(Do this)
Extract each line bearing the word "xlabel".

(Source records)
##############################

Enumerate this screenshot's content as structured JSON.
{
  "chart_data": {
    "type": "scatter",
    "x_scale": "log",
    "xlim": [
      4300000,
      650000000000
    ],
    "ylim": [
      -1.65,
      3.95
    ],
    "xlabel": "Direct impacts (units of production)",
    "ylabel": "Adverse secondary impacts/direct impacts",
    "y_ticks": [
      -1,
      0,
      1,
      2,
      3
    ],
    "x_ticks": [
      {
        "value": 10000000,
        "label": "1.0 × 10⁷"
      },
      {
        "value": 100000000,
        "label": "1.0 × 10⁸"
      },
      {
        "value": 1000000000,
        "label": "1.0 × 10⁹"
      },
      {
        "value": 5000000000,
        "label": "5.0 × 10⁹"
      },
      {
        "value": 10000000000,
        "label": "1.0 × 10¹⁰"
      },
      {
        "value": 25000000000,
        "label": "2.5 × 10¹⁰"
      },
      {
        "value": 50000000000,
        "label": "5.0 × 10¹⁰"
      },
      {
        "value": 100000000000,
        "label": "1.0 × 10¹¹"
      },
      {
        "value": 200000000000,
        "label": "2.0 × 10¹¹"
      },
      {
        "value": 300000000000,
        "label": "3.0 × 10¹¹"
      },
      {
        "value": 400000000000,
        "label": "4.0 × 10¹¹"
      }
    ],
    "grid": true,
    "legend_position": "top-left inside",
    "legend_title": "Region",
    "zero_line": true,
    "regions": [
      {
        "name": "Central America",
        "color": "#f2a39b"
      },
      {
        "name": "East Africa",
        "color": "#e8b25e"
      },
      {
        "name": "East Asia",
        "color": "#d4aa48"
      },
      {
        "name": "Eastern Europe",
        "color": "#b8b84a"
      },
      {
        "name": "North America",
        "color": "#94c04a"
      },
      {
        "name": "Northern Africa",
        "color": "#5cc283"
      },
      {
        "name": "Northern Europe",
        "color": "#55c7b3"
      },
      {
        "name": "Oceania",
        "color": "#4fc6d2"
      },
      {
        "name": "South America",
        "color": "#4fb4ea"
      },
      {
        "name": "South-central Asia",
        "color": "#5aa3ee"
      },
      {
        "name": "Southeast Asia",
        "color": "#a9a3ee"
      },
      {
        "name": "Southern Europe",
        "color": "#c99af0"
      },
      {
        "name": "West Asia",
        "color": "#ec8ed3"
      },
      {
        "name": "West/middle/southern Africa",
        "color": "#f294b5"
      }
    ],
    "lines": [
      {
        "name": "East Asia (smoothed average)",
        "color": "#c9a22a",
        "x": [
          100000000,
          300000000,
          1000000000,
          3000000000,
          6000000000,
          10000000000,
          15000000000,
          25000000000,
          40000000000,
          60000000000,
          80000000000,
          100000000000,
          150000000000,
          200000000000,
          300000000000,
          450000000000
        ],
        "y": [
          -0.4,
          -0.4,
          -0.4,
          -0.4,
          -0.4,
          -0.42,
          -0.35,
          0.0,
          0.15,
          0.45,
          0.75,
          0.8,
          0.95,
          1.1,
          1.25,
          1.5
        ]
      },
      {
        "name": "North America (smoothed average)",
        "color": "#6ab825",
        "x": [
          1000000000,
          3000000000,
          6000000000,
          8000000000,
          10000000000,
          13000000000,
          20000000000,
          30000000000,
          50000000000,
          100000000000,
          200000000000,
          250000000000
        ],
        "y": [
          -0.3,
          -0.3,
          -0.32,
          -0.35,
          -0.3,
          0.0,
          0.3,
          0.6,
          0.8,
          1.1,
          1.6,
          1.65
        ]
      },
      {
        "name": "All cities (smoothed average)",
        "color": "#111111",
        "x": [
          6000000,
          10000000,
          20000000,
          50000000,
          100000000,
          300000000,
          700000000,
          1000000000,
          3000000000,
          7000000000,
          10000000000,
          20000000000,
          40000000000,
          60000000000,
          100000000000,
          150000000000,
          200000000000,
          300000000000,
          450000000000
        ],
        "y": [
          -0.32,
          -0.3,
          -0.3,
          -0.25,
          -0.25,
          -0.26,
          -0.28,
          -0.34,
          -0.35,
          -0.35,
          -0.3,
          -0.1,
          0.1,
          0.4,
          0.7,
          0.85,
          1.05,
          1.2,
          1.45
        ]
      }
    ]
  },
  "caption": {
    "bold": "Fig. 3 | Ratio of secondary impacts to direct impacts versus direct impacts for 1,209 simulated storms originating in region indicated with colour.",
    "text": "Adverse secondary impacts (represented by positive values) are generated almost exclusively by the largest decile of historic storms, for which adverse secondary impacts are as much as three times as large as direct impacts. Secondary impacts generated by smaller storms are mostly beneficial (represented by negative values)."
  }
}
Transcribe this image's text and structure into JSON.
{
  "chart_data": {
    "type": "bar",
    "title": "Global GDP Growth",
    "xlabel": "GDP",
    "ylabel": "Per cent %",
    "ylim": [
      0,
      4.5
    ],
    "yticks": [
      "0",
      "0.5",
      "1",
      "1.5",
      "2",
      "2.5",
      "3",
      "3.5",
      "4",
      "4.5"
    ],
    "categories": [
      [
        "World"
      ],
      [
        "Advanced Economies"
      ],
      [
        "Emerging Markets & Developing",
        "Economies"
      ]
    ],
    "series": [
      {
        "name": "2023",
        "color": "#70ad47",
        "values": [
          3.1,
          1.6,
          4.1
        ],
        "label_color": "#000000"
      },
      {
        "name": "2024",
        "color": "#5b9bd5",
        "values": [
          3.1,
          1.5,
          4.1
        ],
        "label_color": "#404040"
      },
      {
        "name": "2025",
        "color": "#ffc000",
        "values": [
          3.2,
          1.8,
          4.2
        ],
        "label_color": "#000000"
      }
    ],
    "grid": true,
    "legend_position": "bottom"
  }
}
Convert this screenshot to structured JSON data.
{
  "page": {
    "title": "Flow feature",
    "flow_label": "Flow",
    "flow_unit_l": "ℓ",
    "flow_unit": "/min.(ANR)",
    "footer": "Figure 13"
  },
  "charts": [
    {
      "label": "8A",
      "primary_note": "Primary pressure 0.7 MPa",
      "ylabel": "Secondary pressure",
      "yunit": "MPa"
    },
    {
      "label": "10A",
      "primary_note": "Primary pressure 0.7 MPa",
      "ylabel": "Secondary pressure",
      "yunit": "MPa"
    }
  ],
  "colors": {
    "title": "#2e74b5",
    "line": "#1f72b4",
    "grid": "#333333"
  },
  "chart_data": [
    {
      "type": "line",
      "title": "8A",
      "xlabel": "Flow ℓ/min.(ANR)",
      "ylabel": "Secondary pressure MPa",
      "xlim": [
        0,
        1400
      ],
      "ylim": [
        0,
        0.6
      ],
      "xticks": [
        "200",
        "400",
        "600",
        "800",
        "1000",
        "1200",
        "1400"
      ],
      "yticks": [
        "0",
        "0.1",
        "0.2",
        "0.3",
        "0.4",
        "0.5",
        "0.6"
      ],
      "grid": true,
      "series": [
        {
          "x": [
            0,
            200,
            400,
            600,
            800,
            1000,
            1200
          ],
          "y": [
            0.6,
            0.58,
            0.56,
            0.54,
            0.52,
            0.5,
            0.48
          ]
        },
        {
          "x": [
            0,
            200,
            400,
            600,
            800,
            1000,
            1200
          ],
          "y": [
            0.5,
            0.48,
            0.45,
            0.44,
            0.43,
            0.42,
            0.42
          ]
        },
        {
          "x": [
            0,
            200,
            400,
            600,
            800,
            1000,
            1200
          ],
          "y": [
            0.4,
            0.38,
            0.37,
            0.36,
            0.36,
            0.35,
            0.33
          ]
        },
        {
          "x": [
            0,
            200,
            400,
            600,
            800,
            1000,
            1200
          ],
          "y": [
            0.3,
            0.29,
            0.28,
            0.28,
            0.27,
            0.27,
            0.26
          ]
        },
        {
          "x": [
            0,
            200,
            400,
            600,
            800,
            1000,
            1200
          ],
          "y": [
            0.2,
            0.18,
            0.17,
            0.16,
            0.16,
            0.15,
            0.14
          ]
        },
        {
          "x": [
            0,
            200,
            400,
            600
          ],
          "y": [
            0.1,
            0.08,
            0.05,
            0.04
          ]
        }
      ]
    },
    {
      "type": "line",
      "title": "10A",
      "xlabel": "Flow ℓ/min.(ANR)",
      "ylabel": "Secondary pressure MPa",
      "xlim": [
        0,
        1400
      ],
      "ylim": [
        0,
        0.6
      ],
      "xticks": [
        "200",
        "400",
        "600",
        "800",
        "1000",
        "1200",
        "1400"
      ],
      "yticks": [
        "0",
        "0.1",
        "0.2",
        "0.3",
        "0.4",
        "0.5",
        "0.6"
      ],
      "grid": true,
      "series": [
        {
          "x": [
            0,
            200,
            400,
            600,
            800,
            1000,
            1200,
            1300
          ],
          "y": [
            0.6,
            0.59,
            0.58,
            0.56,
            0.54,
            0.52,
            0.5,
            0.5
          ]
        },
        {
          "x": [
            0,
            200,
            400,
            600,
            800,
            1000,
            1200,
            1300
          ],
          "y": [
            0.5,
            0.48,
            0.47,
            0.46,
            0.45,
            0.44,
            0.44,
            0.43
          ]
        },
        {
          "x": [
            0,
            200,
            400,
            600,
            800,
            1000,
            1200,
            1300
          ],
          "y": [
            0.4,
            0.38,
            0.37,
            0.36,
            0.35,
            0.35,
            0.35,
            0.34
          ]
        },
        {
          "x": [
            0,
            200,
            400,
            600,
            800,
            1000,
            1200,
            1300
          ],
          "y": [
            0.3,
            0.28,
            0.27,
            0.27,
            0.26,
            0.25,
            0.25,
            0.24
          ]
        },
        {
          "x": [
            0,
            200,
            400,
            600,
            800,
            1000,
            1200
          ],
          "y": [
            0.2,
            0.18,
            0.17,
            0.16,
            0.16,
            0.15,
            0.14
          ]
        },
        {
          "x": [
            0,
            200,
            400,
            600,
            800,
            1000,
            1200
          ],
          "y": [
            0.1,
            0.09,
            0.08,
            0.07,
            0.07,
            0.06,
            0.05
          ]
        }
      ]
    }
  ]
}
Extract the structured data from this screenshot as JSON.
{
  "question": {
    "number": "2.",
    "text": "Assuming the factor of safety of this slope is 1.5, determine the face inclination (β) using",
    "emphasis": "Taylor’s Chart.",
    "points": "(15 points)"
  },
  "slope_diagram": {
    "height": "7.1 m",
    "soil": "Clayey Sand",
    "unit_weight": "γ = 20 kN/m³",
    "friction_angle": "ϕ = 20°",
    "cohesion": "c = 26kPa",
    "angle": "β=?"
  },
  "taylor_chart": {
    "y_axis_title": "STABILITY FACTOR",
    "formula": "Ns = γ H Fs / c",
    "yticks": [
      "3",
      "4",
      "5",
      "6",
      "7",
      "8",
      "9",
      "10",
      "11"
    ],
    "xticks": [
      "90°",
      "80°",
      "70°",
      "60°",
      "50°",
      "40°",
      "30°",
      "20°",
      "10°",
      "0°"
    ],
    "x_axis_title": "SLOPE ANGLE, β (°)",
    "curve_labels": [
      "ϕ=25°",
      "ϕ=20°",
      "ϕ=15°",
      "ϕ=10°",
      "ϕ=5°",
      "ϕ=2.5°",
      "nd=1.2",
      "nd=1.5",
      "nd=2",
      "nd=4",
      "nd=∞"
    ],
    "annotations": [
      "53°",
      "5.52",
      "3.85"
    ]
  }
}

##############################

(Expected answer)
    "xlabel": "Direct impacts (units of production)",
    "xlabel": "GDP",
      "xlabel": "Flow ℓ/min.(ANR)",
      "xlabel": "Flow ℓ/min.(ANR)",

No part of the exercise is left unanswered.